**THE TASK**: Output every line of the material below as a JSON list of strings, one string per line, skipping blank lines. Leave the images out of the answer.

**Visual layout records**:
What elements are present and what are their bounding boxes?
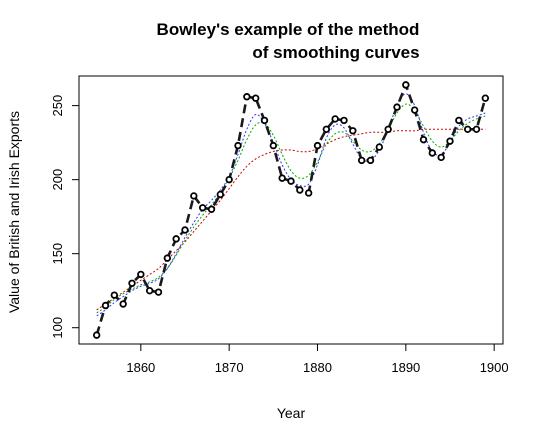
series-line-smooth-red [96, 128, 486, 311]
data-point [313, 141, 322, 150]
y-tick-label: 150 [50, 243, 65, 265]
x-axis-label: Year [277, 405, 306, 421]
data-point [455, 116, 463, 125]
data-point [251, 94, 260, 102]
series-line-smooth-blue [96, 93, 486, 317]
data-point [446, 137, 454, 145]
y-axis-label: Value of British and Irish Exports [6, 111, 22, 313]
data-point [349, 127, 357, 135]
data-point [340, 116, 348, 125]
data-point [322, 125, 331, 134]
x-tick-label: 1890 [391, 360, 420, 375]
data-point [119, 300, 127, 308]
series-line-smooth-green [96, 103, 486, 314]
data-point [296, 186, 304, 194]
data-point [269, 141, 278, 150]
data-point [154, 288, 163, 296]
y-tick-label: 200 [50, 169, 65, 191]
data-point [225, 175, 233, 184]
x-tick-label: 1880 [303, 360, 332, 375]
plot-frame [78, 75, 504, 345]
series-line-exports [95, 81, 487, 336]
data-point [419, 135, 428, 144]
data-point [181, 226, 189, 234]
data-point [92, 331, 101, 339]
data-point [331, 115, 339, 123]
data-point [287, 177, 295, 185]
data-point [198, 204, 207, 212]
data-point [234, 141, 242, 150]
data-point [207, 205, 216, 213]
data-point [402, 81, 410, 89]
data-point [410, 106, 419, 114]
data-point [463, 125, 472, 134]
chart-title-line2: of smoothing curves [252, 43, 419, 62]
y-axis: 100 150 200 250 [50, 95, 79, 339]
y-tick-label: 100 [50, 317, 65, 339]
data-point [128, 279, 136, 287]
series-layer [95, 81, 487, 336]
data-point [101, 301, 110, 310]
data-point [243, 93, 251, 101]
data-point [216, 190, 225, 199]
x-tick-label: 1860 [126, 360, 155, 375]
data-point [110, 291, 119, 299]
data-point [260, 116, 269, 125]
data-point [437, 153, 445, 162]
data-point [393, 103, 401, 111]
data-point [375, 143, 384, 151]
y-tick-label: 250 [50, 95, 65, 117]
x-axis: 1860 1870 1880 1890 1900 [126, 344, 509, 375]
data-point [137, 270, 145, 279]
data-point [304, 189, 313, 197]
data-point [190, 192, 198, 200]
data-point [481, 94, 490, 102]
data-point [163, 254, 172, 262]
data-point [428, 149, 437, 157]
data-point [278, 174, 286, 182]
chart-title-line1: Bowley's example of the method [157, 20, 420, 39]
x-tick-label: 1900 [480, 360, 509, 375]
data-point [384, 125, 392, 134]
data-point [472, 125, 481, 134]
data-point [145, 286, 154, 295]
x-tick-label: 1870 [215, 360, 244, 375]
points-layer [92, 81, 490, 339]
data-point [366, 156, 375, 165]
data-point [172, 235, 180, 243]
data-point [357, 156, 366, 165]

**COMPLETED EXERCISE**:
[
  "What elements are present and what are their bounding boxes?",
  "series-line-smooth-red [96, 128, 486, 311]",
  "data-point [313, 141, 322, 150]",
  "y-tick-label: 150 [50, 243, 65, 265]",
  "x-axis-label: Year [277, 405, 306, 421]",
  "data-point [455, 116, 463, 125]",
  "data-point [251, 94, 260, 102]",
  "series-line-smooth-blue [96, 93, 486, 317]",
  "data-point [446, 137, 454, 145]",
  "y-axis-label: Value of British and Irish Exports [6, 111, 22, 313]",
  "data-point [349, 127, 357, 135]",
  "data-point [340, 116, 348, 125]",
  "data-point [322, 125, 331, 134]",
  "x-tick-label: 1890 [391, 360, 420, 375]",
  "data-point [119, 300, 127, 308]",
  "series-line-smooth-green [96, 103, 486, 314]",
  "data-point [296, 186, 304, 194]",
  "data-point [269, 141, 278, 150]",
  "data-point [154, 288, 163, 296]",
  "y-tick-label: 200 [50, 169, 65, 191]",
  "data-point [225, 175, 233, 184]",
  "x-tick-label: 1880 [303, 360, 332, 375]",
  "plot-frame [78, 75, 504, 345]",
  "series-line-exports [95, 81, 487, 336]",
  "data-point [419, 135, 428, 144]",
  "data-point [181, 226, 189, 234]",
  "data-point [92, 331, 101, 339]",
  "data-point [331, 115, 339, 123]",
  "data-point [287, 177, 295, 185]",
  "data-point [198, 204, 207, 212]",
  "data-point [234, 141, 242, 150]",
  "data-point [207, 205, 216, 213]",
  "data-point [402, 81, 410, 89]",
  "data-point [410, 106, 419, 114]",
  "data-point [463, 125, 472, 134]",
  "chart-title-line2: of smoothing curves [252, 43, 419, 62]",
  "y-axis: 100 150 200 250 [50, 95, 79, 339]",
  "y-tick-label: 100 [50, 317, 65, 339]",
  "data-point [128, 279, 136, 287]",
  "series-layer [95, 81, 487, 336]",
  "data-point [101, 301, 110, 310]",
  "data-point [243, 93, 251, 101]",
  "data-point [216, 190, 225, 199]",
  "x-tick-label: 1860 [126, 360, 155, 375]",
  "data-point [110, 291, 119, 299]",
  "data-point [260, 116, 269, 125]",
  "data-point [437, 153, 445, 162]",
  "data-point [393, 103, 401, 111]",
  "data-point [375, 143, 384, 151]",
  "y-tick-label: 250 [50, 95, 65, 117]",
  "x-axis: 1860 1870 1880 1890 1900 [126, 344, 509, 375]",
  "data-point [137, 270, 145, 279]",
  "data-point [304, 189, 313, 197]",
  "data-point [190, 192, 198, 200]",
  "data-point [481, 94, 490, 102]",
  "data-point [163, 254, 172, 262]",
  "data-point [428, 149, 437, 157]",
  "data-point [278, 174, 286, 182]",
  "chart-title-line1: Bowley's example of the method [157, 20, 420, 39]",
  "x-tick-label: 1900 [480, 360, 509, 375]",
  "data-point [384, 125, 392, 134]",
  "data-point [472, 125, 481, 134]",
  "data-point [145, 286, 154, 295]",
  "x-tick-label: 1870 [215, 360, 244, 375]",
  "points-layer [92, 81, 490, 339]",
  "data-point [366, 156, 375, 165]",
  "data-point [172, 235, 180, 243]",
  "data-point [357, 156, 366, 165]"
]